- _Directions_: Give every line of the material again, exactly as written.

- _Supplied material_:
● ● ●
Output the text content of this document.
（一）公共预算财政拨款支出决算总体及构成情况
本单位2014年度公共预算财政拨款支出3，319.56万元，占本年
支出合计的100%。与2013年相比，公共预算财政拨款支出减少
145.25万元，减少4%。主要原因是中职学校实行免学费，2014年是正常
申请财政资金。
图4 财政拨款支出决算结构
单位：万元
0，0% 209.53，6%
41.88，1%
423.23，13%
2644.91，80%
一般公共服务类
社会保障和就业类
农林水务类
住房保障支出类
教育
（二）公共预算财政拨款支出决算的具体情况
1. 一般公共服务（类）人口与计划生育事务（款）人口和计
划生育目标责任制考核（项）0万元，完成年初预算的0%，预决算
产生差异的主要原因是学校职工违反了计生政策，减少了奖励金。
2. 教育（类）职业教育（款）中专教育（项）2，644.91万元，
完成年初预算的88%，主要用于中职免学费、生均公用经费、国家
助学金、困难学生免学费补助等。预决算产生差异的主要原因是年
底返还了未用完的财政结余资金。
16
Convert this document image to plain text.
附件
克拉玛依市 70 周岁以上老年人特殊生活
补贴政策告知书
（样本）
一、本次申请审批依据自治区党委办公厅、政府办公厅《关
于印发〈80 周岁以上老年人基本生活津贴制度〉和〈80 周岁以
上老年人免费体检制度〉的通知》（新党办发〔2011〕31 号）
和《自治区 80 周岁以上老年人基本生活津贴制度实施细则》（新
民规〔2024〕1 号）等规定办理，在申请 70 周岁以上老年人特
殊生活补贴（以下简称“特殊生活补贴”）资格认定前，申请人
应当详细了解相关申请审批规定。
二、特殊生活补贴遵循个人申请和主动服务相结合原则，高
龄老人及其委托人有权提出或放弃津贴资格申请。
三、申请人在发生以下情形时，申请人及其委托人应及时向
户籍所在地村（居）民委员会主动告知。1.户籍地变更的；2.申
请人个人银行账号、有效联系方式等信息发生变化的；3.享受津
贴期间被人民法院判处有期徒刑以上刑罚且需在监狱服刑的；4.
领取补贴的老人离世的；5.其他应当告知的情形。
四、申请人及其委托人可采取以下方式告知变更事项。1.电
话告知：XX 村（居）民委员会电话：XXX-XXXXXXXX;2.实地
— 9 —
● ● ●
- _Finished answer_:
Output the text content of this document.
（一）公共预算财政拨款支出决算总体及构成情况
本单位2014年度公共预算财政拨款支出3，319.56万元，占本年
支出合计的100%。与2013年相比，公共预算财政拨款支出减少
145.25万元，减少4%。主要原因是中职学校实行免学费，2014年是正常
申请财政资金。
图4 财政拨款支出决算结构
单位：万元
0，0% 209.53，6%
41.88，1%
423.23，13%
2644.91，80%
一般公共服务类
社会保障和就业类
农林水务类
住房保障支出类
教育
（二）公共预算财政拨款支出决算的具体情况
1. 一般公共服务（类）人口与计划生育事务（款）人口和计
划生育目标责任制考核（项）0万元，完成年初预算的0%，预决算
产生差异的主要原因是学校职工违反了计生政策，减少了奖励金。
2. 教育（类）职业教育（款）中专教育（项）2，644.91万元，
完成年初预算的88%，主要用于中职免学费、生均公用经费、国家
助学金、困难学生免学费补助等。预决算产生差异的主要原因是年
底返还了未用完的财政结余资金。
16
Convert this document image to plain text.
附件
克拉玛依市 70 周岁以上老年人特殊生活
补贴政策告知书
（样本）
一、本次申请审批依据自治区党委办公厅、政府办公厅《关
于印发〈80 周岁以上老年人基本生活津贴制度〉和〈80 周岁以
上老年人免费体检制度〉的通知》（新党办发〔2011〕31 号）
和《自治区 80 周岁以上老年人基本生活津贴制度实施细则》（新
民规〔2024〕1 号）等规定办理，在申请 70 周岁以上老年人特
殊生活补贴（以下简称“特殊生活补贴”）资格认定前，申请人
应当详细了解相关申请审批规定。
二、特殊生活补贴遵循个人申请和主动服务相结合原则，高
龄老人及其委托人有权提出或放弃津贴资格申请。
三、申请人在发生以下情形时，申请人及其委托人应及时向
户籍所在地村（居）民委员会主动告知。1.户籍地变更的；2.申
请人个人银行账号、有效联系方式等信息发生变化的；3.享受津
贴期间被人民法院判处有期徒刑以上刑罚且需在监狱服刑的；4.
领取补贴的老人离世的；5.其他应当告知的情形。
四、申请人及其委托人可采取以下方式告知变更事项。1.电
话告知：XX 村（居）民委员会电话：XXX-XXXXXXXX;2.实地
— 9 —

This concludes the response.